Please present the lines of the material between the line containing "product-name: 智能开启窗 bbox=[890, 329, 940, 341]" and the line containing "product-card[interactable]: F F88 Air", inclusive, as a Markdown table with the columns "Row" and "Line", one numbered row per line and blank lines omitted.

***** Input material *****

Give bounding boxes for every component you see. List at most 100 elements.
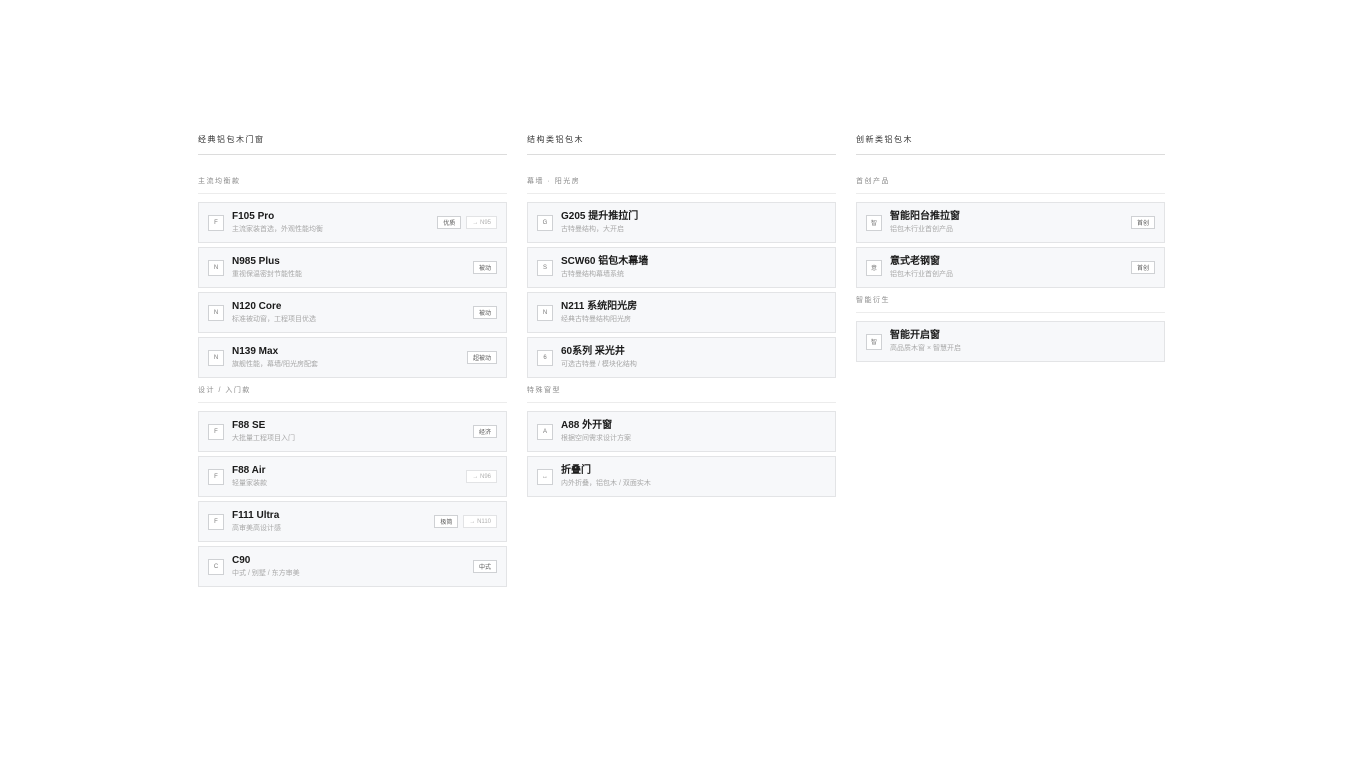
product-name: 智能开启窗 bbox=[890, 329, 940, 341]
product-name: F111 Ultra bbox=[232, 509, 280, 521]
product-card[interactable]: 智智能开启窗 高品质木窗 × 智慧开启 bbox=[856, 321, 1165, 362]
category-title: 创新类铝包木 bbox=[856, 135, 1165, 155]
category-column: 创新类铝包木 首创产品智智能阳台推拉窗 铝包木行业首创产品 首创意意式老钢窗 铝包木行业… bbox=[856, 135, 1165, 595]
product-badge-icon: N bbox=[208, 304, 224, 321]
product-description: 大批量工程项目入门 bbox=[232, 434, 295, 442]
product-text: 智能阳台推拉窗 铝包木行业首创产品 bbox=[890, 211, 1131, 235]
product-text: G205 提升推拉门古特曼结构，大开启 bbox=[561, 211, 826, 235]
product-badge-icon: F bbox=[208, 423, 224, 440]
product-description: 内外折叠，铝包木 / 双面实木 bbox=[561, 479, 651, 487]
product-name: N139 Max bbox=[232, 345, 279, 357]
product-tags: 中式 bbox=[472, 560, 497, 573]
product-tags: 首创 bbox=[1130, 261, 1155, 274]
product-card[interactable]: A A88 外开窗根据空间需求设计方案 bbox=[527, 411, 836, 452]
product-text: A88 外开窗根据空间需求设计方案 bbox=[561, 420, 826, 444]
product-group: 特殊窗型 A A88 外开窗 根据空间需求设计方案 ↔ 折叠门 内外折叠，铝包木 / 双面实… bbox=[527, 386, 836, 497]
product-text: F88 SE 大批量工程项目入门 bbox=[232, 420, 473, 444]
product-text: SCW60 铝包木幕墙 古特曼结构幕墙系统 bbox=[561, 256, 826, 280]
product-text: F111 Ultra 高审美高设计感 bbox=[232, 510, 434, 534]
product-card[interactable]: N N120 Core 标准被动窗，工程项目优选 被动 bbox=[198, 292, 507, 333]
product-badge-icon: N bbox=[537, 304, 553, 321]
product-tags: 极简 → N110 bbox=[434, 515, 497, 528]
product-text: 折叠门 内外折叠，铝包木 / 双面实木 bbox=[561, 465, 826, 489]
product-badge-icon: 6 bbox=[537, 349, 553, 366]
product-text: N985 Plus 重视保温密封节能性能 bbox=[232, 256, 473, 280]
product-group: 主流均衡款 F F105 Pro 主流家装首选，外观性能均衡 优质 → N95 N N985 … bbox=[198, 177, 507, 378]
related-product-link[interactable]: → N110 bbox=[463, 515, 497, 528]
product-tags: 优质 → N95 bbox=[437, 216, 497, 229]
product-tag: 优质 bbox=[437, 216, 462, 229]
product-card[interactable]: F F88 Air 轻量家装款 → N96 bbox=[198, 456, 507, 497]
product-tag: 被动 bbox=[472, 261, 497, 274]
category-title: 结构类铝包木 bbox=[527, 135, 836, 155]
product-tags: 被动 bbox=[472, 306, 497, 319]
product-card[interactable]: N N985 Plus 重视保温密封节能性能 被动 bbox=[198, 247, 507, 288]
product-card[interactable]: N N139 Max 旗舰性能，幕墙/阳光房配套 超被动 bbox=[198, 337, 507, 378]
product-tag: 经济 bbox=[472, 425, 497, 438]
product-card[interactable]: F F111 Ultra 高审美高设计感 极简 → N110 bbox=[198, 501, 507, 542]
product-tag: 首创 bbox=[1130, 216, 1155, 229]
group-title: 首创产品 bbox=[856, 177, 1165, 194]
product-name: N985 Plus bbox=[232, 255, 280, 267]
product-badge-icon: N bbox=[208, 259, 224, 276]
product-name: 意式老钢窗 bbox=[890, 255, 940, 267]
product-card[interactable]: F F88 SE 大批量工程项目入门 经济 bbox=[198, 411, 507, 452]
product-group: 首创产品智智能阳台推拉窗 铝包木行业首创产品 首创意意式老钢窗 铝包木行业首创产品 首创 bbox=[856, 177, 1165, 288]
product-text: N139 Max 旗舰性能，幕墙/阳光房配套 bbox=[232, 346, 467, 370]
product-description: 经典古特曼结构阳光房 bbox=[561, 315, 631, 323]
product-card[interactable]: S SCW60 铝包木幕墙 古特曼结构幕墙系统 bbox=[527, 247, 836, 288]
product-badge-icon: A bbox=[537, 423, 553, 440]
product-card[interactable]: 6 60系列 采光井 可选古特曼 / 模块化结构 bbox=[527, 337, 836, 378]
product-card[interactable]: G G205 提升推拉门古特曼结构，大开启 bbox=[527, 202, 836, 243]
product-badge-icon: F bbox=[208, 513, 224, 530]
product-columns: 经典铝包木门窗 主流均衡款 F F105 Pro 主流家装首选，外观性能均衡 优质 → N9… bbox=[198, 135, 1165, 595]
product-name: N211 系统阳光房 bbox=[561, 300, 638, 312]
product-card[interactable]: F F105 Pro 主流家装首选，外观性能均衡 优质 → N95 bbox=[198, 202, 507, 243]
product-badge-icon: N bbox=[208, 349, 224, 366]
product-text: F105 Pro 主流家装首选，外观性能均衡 bbox=[232, 211, 437, 235]
product-card[interactable]: 意意式老钢窗 铝包木行业首创产品 首创 bbox=[856, 247, 1165, 288]
group-title: 主流均衡款 bbox=[198, 177, 507, 194]
product-name: F88 SE bbox=[232, 419, 266, 431]
product-text: F88 Air 轻量家装款 bbox=[232, 465, 466, 489]
product-description: 根据空间需求设计方案 bbox=[561, 434, 631, 442]
product-card[interactable]: N N211 系统阳光房经典古特曼结构阳光房 bbox=[527, 292, 836, 333]
product-name: A88 外开窗 bbox=[561, 419, 613, 431]
product-tag: 被动 bbox=[472, 306, 497, 319]
product-description: 中式 / 别墅 / 东方审美 bbox=[232, 569, 300, 577]
product-name: C90 bbox=[232, 554, 251, 566]
product-badge-icon: 智 bbox=[866, 333, 882, 350]
group-title: 幕墙 · 阳光房 bbox=[527, 177, 836, 194]
product-text: N120 Core 标准被动窗，工程项目优选 bbox=[232, 301, 473, 325]
product-description: 轻量家装款 bbox=[232, 479, 267, 487]
category-title: 经典铝包木门窗 bbox=[198, 135, 507, 155]
product-tags: 首创 bbox=[1130, 216, 1155, 229]
product-text: 智能开启窗 高品质木窗 × 智慧开启 bbox=[890, 330, 1155, 354]
group-title: 设计 / 入门款 bbox=[198, 386, 507, 403]
product-tags: 被动 bbox=[472, 261, 497, 274]
product-badge-icon: 意 bbox=[866, 259, 882, 276]
related-product-link[interactable]: → N95 bbox=[466, 216, 497, 229]
product-description: 高审美高设计感 bbox=[232, 524, 281, 532]
product-description: 古特曼结构幕墙系统 bbox=[561, 270, 624, 278]
product-badge-icon: S bbox=[537, 259, 553, 276]
related-product-link[interactable]: → N96 bbox=[466, 470, 497, 483]
product-name: F88 Air bbox=[232, 464, 266, 476]
product-group: 幕墙 · 阳光房 G G205 提升推拉门古特曼结构，大开启 S SCW60 铝包木幕墙… bbox=[527, 177, 836, 378]
product-text: 意式老钢窗 铝包木行业首创产品 bbox=[890, 256, 1131, 280]
product-card[interactable]: 智智能阳台推拉窗 铝包木行业首创产品 首创 bbox=[856, 202, 1165, 243]
product-tags: 超被动 bbox=[466, 351, 497, 364]
product-card[interactable]: C C90 中式 / 别墅 / 东方审美 中式 bbox=[198, 546, 507, 587]
product-badge-icon: 智 bbox=[866, 214, 882, 231]
product-badge-icon: G bbox=[537, 214, 553, 231]
product-text: N211 系统阳光房经典古特曼结构阳光房 bbox=[561, 301, 826, 325]
product-description: 古特曼结构，大开启 bbox=[561, 225, 624, 233]
product-card[interactable]: ↔ 折叠门 内外折叠，铝包木 / 双面实木 bbox=[527, 456, 836, 497]
product-description: 主流家装首选，外观性能均衡 bbox=[232, 225, 323, 233]
product-name: G205 提升推拉门 bbox=[561, 210, 639, 222]
product-text: C90 中式 / 别墅 / 东方审美 bbox=[232, 555, 473, 579]
product-description: 铝包木行业首创产品 bbox=[890, 225, 953, 233]
product-tag: 超被动 bbox=[466, 351, 497, 364]
product-tag: 中式 bbox=[472, 560, 497, 573]
product-name: F105 Pro bbox=[232, 210, 275, 222]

*****

◆ Solution to the exercise
| Row | Line |
|---|---|
| 1 | product-name: 智能开启窗 bbox=[890, 329, 940, 341] |
| 2 | product-name: F111 Ultra bbox=[232, 509, 280, 521] |
| 3 | product-card[interactable]: 智智能开启窗 高品质木窗 × 智慧开启 bbox=[856, 321, 1165, 362] |
| 4 | category-title: 创新类铝包木 bbox=[856, 135, 1165, 155] |
| 5 | category-column: 创新类铝包木 首创产品智智能阳台推拉窗 铝包木行业首创产品 首创意意式老钢窗 铝包木行业… bbox=[856, 135, 1165, 595] |
| 6 | product-badge-icon: N bbox=[208, 304, 224, 321] |
| 7 | product-description: 大批量工程项目入门 bbox=[232, 434, 295, 442] |
| 8 | product-text: 智能阳台推拉窗 铝包木行业首创产品 bbox=[890, 211, 1131, 235] |
| 9 | product-text: G205 提升推拉门古特曼结构，大开启 bbox=[561, 211, 826, 235] |
| 10 | product-badge-icon: F bbox=[208, 423, 224, 440] |
| 11 | product-description: 内外折叠，铝包木 / 双面实木 bbox=[561, 479, 651, 487] |
| 12 | product-name: N139 Max bbox=[232, 345, 279, 357] |
| 13 | product-tags: 中式 bbox=[472, 560, 497, 573] |
| 14 | product-tags: 首创 bbox=[1130, 261, 1155, 274] |
| 15 | product-card[interactable]: A A88 外开窗根据空间需求设计方案 bbox=[527, 411, 836, 452] |
| 16 | product-text: A88 外开窗根据空间需求设计方案 bbox=[561, 420, 826, 444] |
| 17 | product-group: 特殊窗型 A A88 外开窗 根据空间需求设计方案 ↔ 折叠门 内外折叠，铝包木 / 双面实… bbox=[527, 386, 836, 497] |
| 18 | product-text: F88 SE 大批量工程项目入门 bbox=[232, 420, 473, 444] |
| 19 | product-text: SCW60 铝包木幕墙 古特曼结构幕墙系统 bbox=[561, 256, 826, 280] |
| 20 | product-text: F111 Ultra 高审美高设计感 bbox=[232, 510, 434, 534] |
| 21 | product-card[interactable]: N N120 Core 标准被动窗，工程项目优选 被动 bbox=[198, 292, 507, 333] |
| 22 | product-badge-icon: N bbox=[537, 304, 553, 321] |
| 23 | product-tags: 极简 → N110 bbox=[434, 515, 497, 528] |
| 24 | product-text: 折叠门 内外折叠，铝包木 / 双面实木 bbox=[561, 465, 826, 489] |
| 25 | product-badge-icon: 6 bbox=[537, 349, 553, 366] |
| 26 | product-text: N985 Plus 重视保温密封节能性能 bbox=[232, 256, 473, 280] |
| 27 | product-group: 主流均衡款 F F105 Pro 主流家装首选，外观性能均衡 优质 → N95 N N985 … bbox=[198, 177, 507, 378] |
| 28 | related-product-link[interactable]: → N110 bbox=[463, 515, 497, 528] |
| 29 | product-tags: 优质 → N95 bbox=[437, 216, 497, 229] |
| 30 | product-tag: 优质 bbox=[437, 216, 462, 229] |
| 31 | product-card[interactable]: F F88 Air 轻量家装款 → N96 bbox=[198, 456, 507, 497] |